Prompt> Provide an exact reproduction of every entry.

Data shown>
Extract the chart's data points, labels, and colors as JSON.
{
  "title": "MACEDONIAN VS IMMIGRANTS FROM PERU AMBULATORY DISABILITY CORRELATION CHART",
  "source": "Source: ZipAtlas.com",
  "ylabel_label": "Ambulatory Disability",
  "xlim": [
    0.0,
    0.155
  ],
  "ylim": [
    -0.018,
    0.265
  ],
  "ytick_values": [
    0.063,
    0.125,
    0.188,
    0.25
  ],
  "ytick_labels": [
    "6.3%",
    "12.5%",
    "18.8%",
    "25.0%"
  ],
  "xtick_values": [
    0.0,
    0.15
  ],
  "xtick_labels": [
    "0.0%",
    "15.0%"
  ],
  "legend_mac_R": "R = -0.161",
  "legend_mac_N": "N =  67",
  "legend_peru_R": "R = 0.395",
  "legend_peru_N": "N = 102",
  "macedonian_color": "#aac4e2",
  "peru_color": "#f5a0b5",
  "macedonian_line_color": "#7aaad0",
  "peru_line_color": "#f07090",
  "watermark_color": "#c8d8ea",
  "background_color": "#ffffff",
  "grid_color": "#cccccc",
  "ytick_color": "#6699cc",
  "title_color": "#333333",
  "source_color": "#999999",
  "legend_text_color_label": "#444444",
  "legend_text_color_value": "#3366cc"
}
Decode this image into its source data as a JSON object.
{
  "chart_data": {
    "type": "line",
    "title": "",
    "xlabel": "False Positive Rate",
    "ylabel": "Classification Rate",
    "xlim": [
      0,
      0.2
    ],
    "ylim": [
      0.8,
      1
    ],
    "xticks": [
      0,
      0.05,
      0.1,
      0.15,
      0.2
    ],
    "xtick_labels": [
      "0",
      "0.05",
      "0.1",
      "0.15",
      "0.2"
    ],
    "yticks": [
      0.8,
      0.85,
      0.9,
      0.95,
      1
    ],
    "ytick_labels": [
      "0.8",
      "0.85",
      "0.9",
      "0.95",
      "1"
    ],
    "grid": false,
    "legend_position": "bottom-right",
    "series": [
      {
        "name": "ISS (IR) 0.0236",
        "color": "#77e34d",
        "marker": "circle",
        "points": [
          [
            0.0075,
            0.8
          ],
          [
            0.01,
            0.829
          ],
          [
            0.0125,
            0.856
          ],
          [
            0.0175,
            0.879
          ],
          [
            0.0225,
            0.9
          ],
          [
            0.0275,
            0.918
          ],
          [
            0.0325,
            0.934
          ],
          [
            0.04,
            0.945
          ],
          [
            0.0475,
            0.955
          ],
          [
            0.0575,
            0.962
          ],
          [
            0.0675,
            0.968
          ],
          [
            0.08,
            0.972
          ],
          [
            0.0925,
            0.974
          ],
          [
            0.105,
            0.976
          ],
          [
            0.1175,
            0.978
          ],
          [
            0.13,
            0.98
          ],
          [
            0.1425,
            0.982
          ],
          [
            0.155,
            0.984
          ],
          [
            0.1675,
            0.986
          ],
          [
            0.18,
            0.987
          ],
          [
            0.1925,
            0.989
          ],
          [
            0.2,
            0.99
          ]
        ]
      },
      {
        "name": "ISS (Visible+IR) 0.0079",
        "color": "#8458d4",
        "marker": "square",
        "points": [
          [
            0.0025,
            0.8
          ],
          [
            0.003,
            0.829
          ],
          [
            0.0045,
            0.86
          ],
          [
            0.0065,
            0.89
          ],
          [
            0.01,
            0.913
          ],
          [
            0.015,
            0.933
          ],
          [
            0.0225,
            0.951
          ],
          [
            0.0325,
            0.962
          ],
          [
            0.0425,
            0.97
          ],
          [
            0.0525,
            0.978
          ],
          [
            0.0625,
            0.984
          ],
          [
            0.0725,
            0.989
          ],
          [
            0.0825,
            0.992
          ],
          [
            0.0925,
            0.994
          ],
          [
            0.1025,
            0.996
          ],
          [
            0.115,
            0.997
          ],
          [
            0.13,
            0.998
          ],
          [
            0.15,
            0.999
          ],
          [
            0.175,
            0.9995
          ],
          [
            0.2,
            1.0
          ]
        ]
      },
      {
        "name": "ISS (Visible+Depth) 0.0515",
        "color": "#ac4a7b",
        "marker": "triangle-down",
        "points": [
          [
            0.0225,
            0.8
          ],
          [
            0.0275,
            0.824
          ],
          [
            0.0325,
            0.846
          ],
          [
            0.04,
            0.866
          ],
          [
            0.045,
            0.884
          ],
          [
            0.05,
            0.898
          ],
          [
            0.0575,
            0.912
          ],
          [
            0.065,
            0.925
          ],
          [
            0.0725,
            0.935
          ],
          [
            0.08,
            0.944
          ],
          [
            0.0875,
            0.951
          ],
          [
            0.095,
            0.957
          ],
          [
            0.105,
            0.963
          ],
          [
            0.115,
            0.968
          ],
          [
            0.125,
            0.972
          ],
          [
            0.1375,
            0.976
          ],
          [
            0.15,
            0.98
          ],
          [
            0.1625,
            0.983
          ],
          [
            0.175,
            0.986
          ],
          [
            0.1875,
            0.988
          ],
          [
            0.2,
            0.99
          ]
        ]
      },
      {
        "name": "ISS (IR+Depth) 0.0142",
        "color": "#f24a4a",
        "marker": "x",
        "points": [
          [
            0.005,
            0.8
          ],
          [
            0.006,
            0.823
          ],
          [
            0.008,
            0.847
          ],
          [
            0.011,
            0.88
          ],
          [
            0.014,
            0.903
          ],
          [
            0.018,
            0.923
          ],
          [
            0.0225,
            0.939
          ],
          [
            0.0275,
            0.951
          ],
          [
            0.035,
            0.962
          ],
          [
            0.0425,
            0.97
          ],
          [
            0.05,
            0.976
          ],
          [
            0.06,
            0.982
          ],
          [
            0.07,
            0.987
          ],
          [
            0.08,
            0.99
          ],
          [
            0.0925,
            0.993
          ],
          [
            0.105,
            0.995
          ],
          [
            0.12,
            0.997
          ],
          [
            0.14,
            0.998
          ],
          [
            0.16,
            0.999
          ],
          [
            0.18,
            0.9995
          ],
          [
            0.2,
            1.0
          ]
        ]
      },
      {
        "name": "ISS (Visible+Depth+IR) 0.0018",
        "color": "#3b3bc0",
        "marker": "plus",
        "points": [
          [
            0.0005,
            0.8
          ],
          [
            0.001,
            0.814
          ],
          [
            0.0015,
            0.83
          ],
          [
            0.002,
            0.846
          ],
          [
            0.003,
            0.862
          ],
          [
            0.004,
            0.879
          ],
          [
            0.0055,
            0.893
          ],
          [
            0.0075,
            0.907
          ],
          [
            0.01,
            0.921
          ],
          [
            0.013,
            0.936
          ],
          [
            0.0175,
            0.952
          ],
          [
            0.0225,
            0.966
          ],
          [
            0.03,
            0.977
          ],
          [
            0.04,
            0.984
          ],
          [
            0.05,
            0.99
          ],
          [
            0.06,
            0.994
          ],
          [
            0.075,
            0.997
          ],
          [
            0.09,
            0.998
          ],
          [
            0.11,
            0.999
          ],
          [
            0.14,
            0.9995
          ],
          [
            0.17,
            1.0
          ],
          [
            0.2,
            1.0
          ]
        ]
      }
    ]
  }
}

Expected answer>
Extract the chart's data points, labels, and colors as JSON.
{
  "title": "MACEDONIAN VS IMMIGRANTS FROM PERU AMBULATORY DISABILITY CORRELATION CHART",
  "source": "Source: ZipAtlas.com",
  "ylabel_label": "Ambulatory Disability",
  "xlim": [
    0.0,
    0.155
  ],
  "ylim": [
    -0.018,
    0.265
  ],
  "ytick_values": [
    0.063,
    0.125,
    0.188,
    0.25
  ],
  "ytick_labels": [
    "6.3%",
    "12.5%",
    "18.8%",
    "25.0%"
  ],
  "xtick_values": [
    0.0,
    0.15
  ],
  "xtick_labels": [
    "0.0%",
    "15.0%"
  ],
  "legend_mac_R": "R = -0.161",
  "legend_mac_N": "N =  67",
  "legend_peru_R": "R = 0.395",
  "legend_peru_N": "N = 102",
  "macedonian_color": "#aac4e2",
  "peru_color": "#f5a0b5",
  "macedonian_line_color": "#7aaad0",
  "peru_line_color": "#f07090",
  "watermark_color": "#c8d8ea",
  "background_color": "#ffffff",
  "grid_color": "#cccccc",
  "ytick_color": "#6699cc",
  "title_color": "#333333",
  "source_color": "#999999",
  "legend_text_color_label": "#444444",
  "legend_text_color_value": "#3366cc"
}
Decode this image into its source data as a JSON object.
{
  "chart_data": {
    "type": "line",
    "title": "",
    "xlabel": "False Positive Rate",
    "ylabel": "Classification Rate",
    "xlim": [
      0,
      0.2
    ],
    "ylim": [
      0.8,
      1
    ],
    "xticks": [
      0,
      0.05,
      0.1,
      0.15,
      0.2
    ],
    "xtick_labels": [
      "0",
      "0.05",
      "0.1",
      "0.15",
      "0.2"
    ],
    "yticks": [
      0.8,
      0.85,
      0.9,
      0.95,
      1
    ],
    "ytick_labels": [
      "0.8",
      "0.85",
      "0.9",
      "0.95",
      "1"
    ],
    "grid": false,
    "legend_position": "bottom-right",
    "series": [
      {
        "name": "ISS (IR) 0.0236",
        "color": "#77e34d",
        "marker": "circle",
        "points": [
          [
            0.0075,
            0.8
          ],
          [
            0.01,
            0.829
          ],
          [
            0.0125,
            0.856
          ],
          [
            0.0175,
            0.879
          ],
          [
            0.0225,
            0.9
          ],
          [
            0.0275,
            0.918
          ],
          [
            0.0325,
            0.934
          ],
          [
            0.04,
            0.945
          ],
          [
            0.0475,
            0.955
          ],
          [
            0.0575,
            0.962
          ],
          [
            0.0675,
            0.968
          ],
          [
            0.08,
            0.972
          ],
          [
            0.0925,
            0.974
          ],
          [
            0.105,
            0.976
          ],
          [
            0.1175,
            0.978
          ],
          [
            0.13,
            0.98
          ],
          [
            0.1425,
            0.982
          ],
          [
            0.155,
            0.984
          ],
          [
            0.1675,
            0.986
          ],
          [
            0.18,
            0.987
          ],
          [
            0.1925,
            0.989
          ],
          [
            0.2,
            0.99
          ]
        ]
      },
      {
        "name": "ISS (Visible+IR) 0.0079",
        "color": "#8458d4",
        "marker": "square",
        "points": [
          [
            0.0025,
            0.8
          ],
          [
            0.003,
            0.829
          ],
          [
            0.0045,
            0.86
          ],
          [
            0.0065,
            0.89
          ],
          [
            0.01,
            0.913
          ],
          [
            0.015,
            0.933
          ],
          [
            0.0225,
            0.951
          ],
          [
            0.0325,
            0.962
          ],
          [
            0.0425,
            0.97
          ],
          [
            0.0525,
            0.978
          ],
          [
            0.0625,
            0.984
          ],
          [
            0.0725,
            0.989
          ],
          [
            0.0825,
            0.992
          ],
          [
            0.0925,
            0.994
          ],
          [
            0.1025,
            0.996
          ],
          [
            0.115,
            0.997
          ],
          [
            0.13,
            0.998
          ],
          [
            0.15,
            0.999
          ],
          [
            0.175,
            0.9995
          ],
          [
            0.2,
            1.0
          ]
        ]
      },
      {
        "name": "ISS (Visible+Depth) 0.0515",
        "color": "#ac4a7b",
        "marker": "triangle-down",
        "points": [
          [
            0.0225,
            0.8
          ],
          [
            0.0275,
            0.824
          ],
          [
            0.0325,
            0.846
          ],
          [
            0.04,
            0.866
          ],
          [
            0.045,
            0.884
          ],
          [
            0.05,
            0.898
          ],
          [
            0.0575,
            0.912
          ],
          [
            0.065,
            0.925
          ],
          [
            0.0725,
            0.935
          ],
          [
            0.08,
            0.944
          ],
          [
            0.0875,
            0.951
          ],
          [
            0.095,
            0.957
          ],
          [
            0.105,
            0.963
          ],
          [
            0.115,
            0.968
          ],
          [
            0.125,
            0.972
          ],
          [
            0.1375,
            0.976
          ],
          [
            0.15,
            0.98
          ],
          [
            0.1625,
            0.983
          ],
          [
            0.175,
            0.986
          ],
          [
            0.1875,
            0.988
          ],
          [
            0.2,
            0.99
          ]
        ]
      },
      {
        "name": "ISS (IR+Depth) 0.0142",
        "color": "#f24a4a",
        "marker": "x",
        "points": [
          [
            0.005,
            0.8
          ],
          [
            0.006,
            0.823
          ],
          [
            0.008,
            0.847
          ],
          [
            0.011,
            0.88
          ],
          [
            0.014,
            0.903
          ],
          [
            0.018,
            0.923
          ],
          [
            0.0225,
            0.939
          ],
          [
            0.0275,
            0.951
          ],
          [
            0.035,
            0.962
          ],
          [
            0.0425,
            0.97
          ],
          [
            0.05,
            0.976
          ],
          [
            0.06,
            0.982
          ],
          [
            0.07,
            0.987
          ],
          [
            0.08,
            0.99
          ],
          [
            0.0925,
            0.993
          ],
          [
            0.105,
            0.995
          ],
          [
            0.12,
            0.997
          ],
          [
            0.14,
            0.998
          ],
          [
            0.16,
            0.999
          ],
          [
            0.18,
            0.9995
          ],
          [
            0.2,
            1.0
          ]
        ]
      },
      {
        "name": "ISS (Visible+Depth+IR) 0.0018",
        "color": "#3b3bc0",
        "marker": "plus",
        "points": [
          [
            0.0005,
            0.8
          ],
          [
            0.001,
            0.814
          ],
          [
            0.0015,
            0.83
          ],
          [
            0.002,
            0.846
          ],
          [
            0.003,
            0.862
          ],
          [
            0.004,
            0.879
          ],
          [
            0.0055,
            0.893
          ],
          [
            0.0075,
            0.907
          ],
          [
            0.01,
            0.921
          ],
          [
            0.013,
            0.936
          ],
          [
            0.0175,
            0.952
          ],
          [
            0.0225,
            0.966
          ],
          [
            0.03,
            0.977
          ],
          [
            0.04,
            0.984
          ],
          [
            0.05,
            0.99
          ],
          [
            0.06,
            0.994
          ],
          [
            0.075,
            0.997
          ],
          [
            0.09,
            0.998
          ],
          [
            0.11,
            0.999
          ],
          [
            0.14,
            0.9995
          ],
          [
            0.17,
            1.0
          ],
          [
            0.2,
            1.0
          ]
        ]
      }
    ]
  }
}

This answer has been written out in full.